Dataset entries:
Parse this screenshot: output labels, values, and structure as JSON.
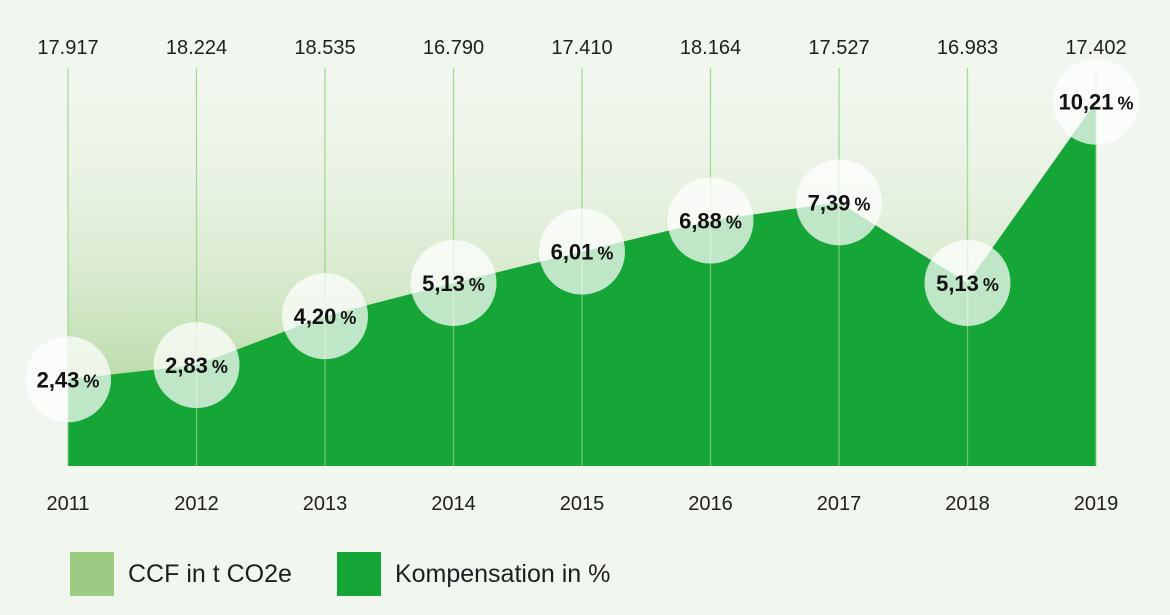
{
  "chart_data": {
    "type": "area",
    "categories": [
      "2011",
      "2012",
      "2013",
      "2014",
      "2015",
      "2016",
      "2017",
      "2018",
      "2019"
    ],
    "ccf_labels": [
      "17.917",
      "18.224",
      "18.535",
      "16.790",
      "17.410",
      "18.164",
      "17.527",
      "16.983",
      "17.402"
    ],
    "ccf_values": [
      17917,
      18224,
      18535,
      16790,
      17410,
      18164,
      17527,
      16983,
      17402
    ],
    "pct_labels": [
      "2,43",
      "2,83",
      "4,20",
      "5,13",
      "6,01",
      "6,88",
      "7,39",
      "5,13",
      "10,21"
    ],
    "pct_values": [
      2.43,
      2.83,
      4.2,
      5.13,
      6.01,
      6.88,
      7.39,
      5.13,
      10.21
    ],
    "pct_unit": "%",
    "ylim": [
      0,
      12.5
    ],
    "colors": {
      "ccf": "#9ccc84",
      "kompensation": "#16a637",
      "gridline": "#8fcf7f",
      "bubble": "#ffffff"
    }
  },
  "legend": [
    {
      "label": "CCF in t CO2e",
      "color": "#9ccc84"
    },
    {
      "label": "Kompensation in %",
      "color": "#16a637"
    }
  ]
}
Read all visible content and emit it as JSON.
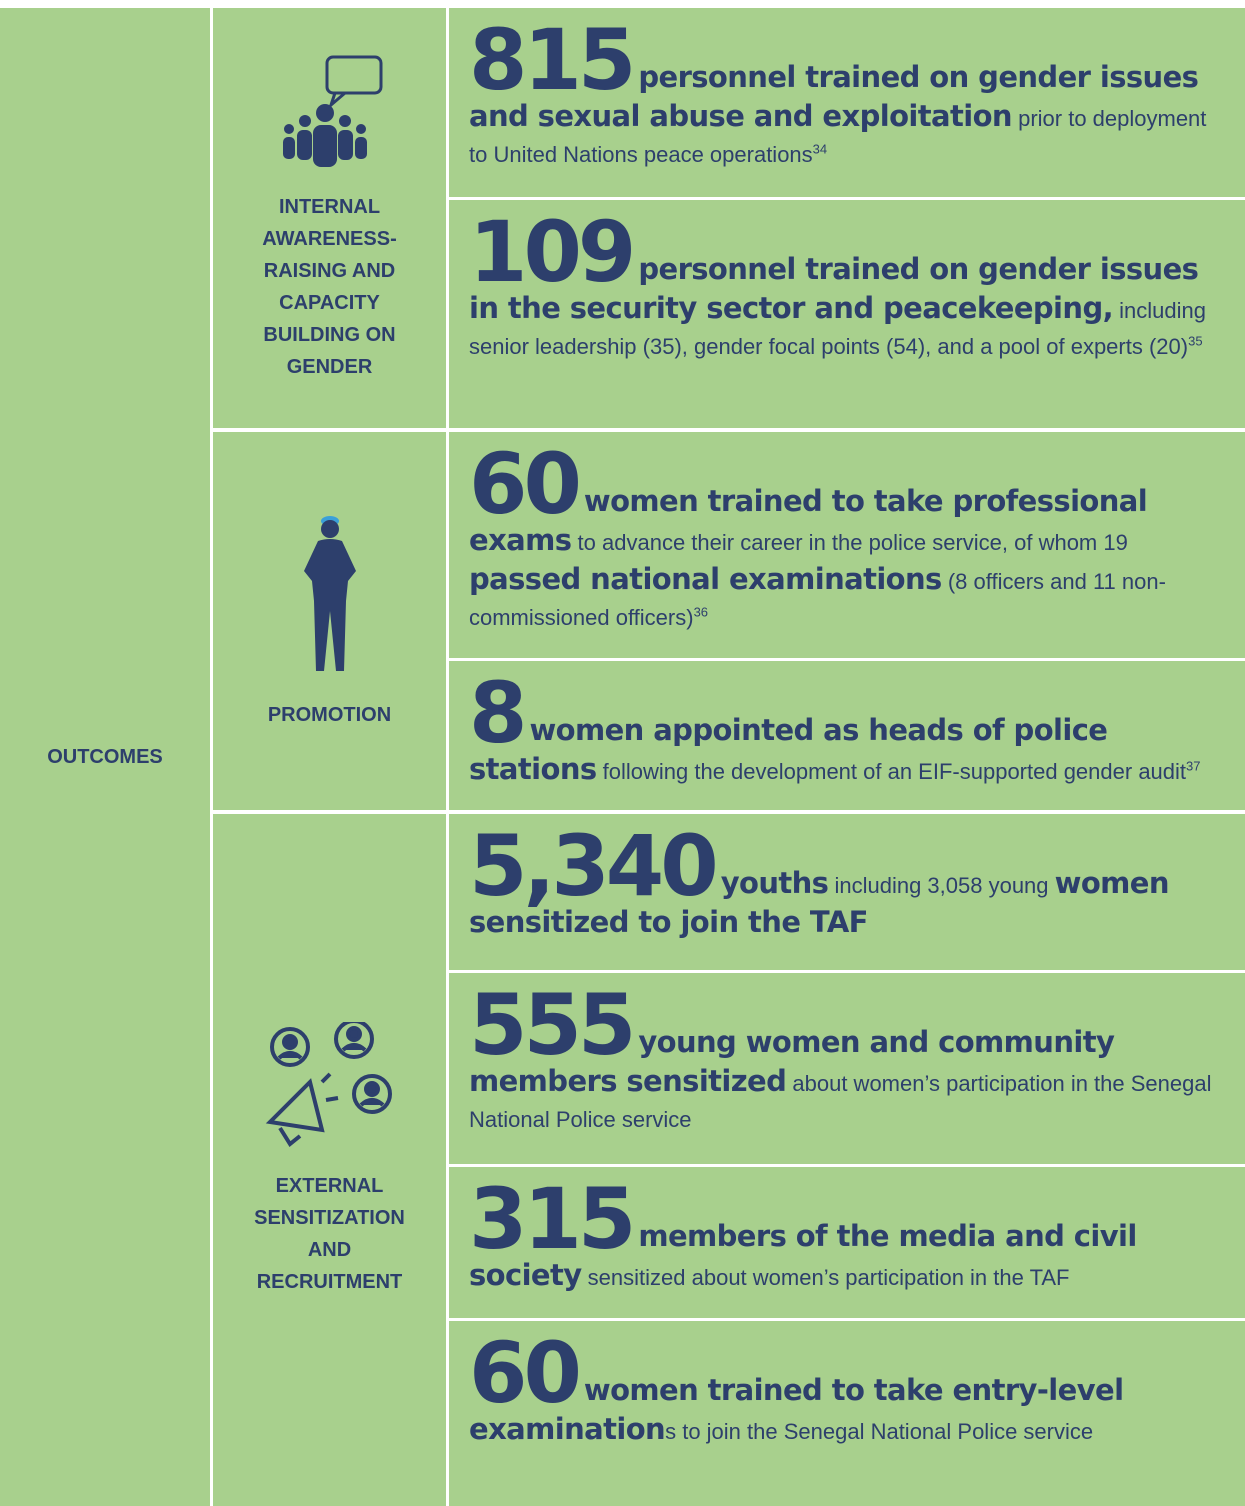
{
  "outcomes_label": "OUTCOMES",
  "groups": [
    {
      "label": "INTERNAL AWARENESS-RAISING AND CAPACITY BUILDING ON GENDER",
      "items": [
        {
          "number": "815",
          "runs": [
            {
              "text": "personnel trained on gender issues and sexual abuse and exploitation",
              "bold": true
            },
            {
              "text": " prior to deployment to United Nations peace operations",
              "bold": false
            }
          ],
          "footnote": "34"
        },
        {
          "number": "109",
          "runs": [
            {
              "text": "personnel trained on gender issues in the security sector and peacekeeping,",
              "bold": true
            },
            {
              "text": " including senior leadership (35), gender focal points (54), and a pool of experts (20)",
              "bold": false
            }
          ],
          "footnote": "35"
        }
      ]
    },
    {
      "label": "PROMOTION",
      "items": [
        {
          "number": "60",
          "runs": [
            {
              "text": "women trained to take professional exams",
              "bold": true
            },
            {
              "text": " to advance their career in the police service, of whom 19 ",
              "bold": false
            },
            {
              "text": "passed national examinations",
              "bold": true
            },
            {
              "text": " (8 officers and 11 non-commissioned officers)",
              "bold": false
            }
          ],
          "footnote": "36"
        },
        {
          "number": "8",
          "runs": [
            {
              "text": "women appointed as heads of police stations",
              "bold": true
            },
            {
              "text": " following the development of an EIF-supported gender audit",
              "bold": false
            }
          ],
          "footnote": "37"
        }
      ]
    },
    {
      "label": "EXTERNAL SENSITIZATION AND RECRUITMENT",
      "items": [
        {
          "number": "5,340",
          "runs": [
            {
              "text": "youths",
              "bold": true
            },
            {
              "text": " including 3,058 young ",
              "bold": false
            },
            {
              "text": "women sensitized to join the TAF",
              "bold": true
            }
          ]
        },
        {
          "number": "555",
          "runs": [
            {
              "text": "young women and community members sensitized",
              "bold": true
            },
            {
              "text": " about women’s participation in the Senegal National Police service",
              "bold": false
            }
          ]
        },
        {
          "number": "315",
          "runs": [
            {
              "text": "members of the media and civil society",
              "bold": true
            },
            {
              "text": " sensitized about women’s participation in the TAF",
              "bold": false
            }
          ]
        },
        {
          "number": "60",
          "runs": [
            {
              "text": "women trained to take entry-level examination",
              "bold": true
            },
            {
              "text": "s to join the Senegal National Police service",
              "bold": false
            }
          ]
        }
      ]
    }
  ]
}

Exercise:
Reproduce each line from the records that contains the word "about".

Result:
              "text": " about women’s participation in the Senegal National Police service",
              "text": " sensitized about women’s participation in the TAF",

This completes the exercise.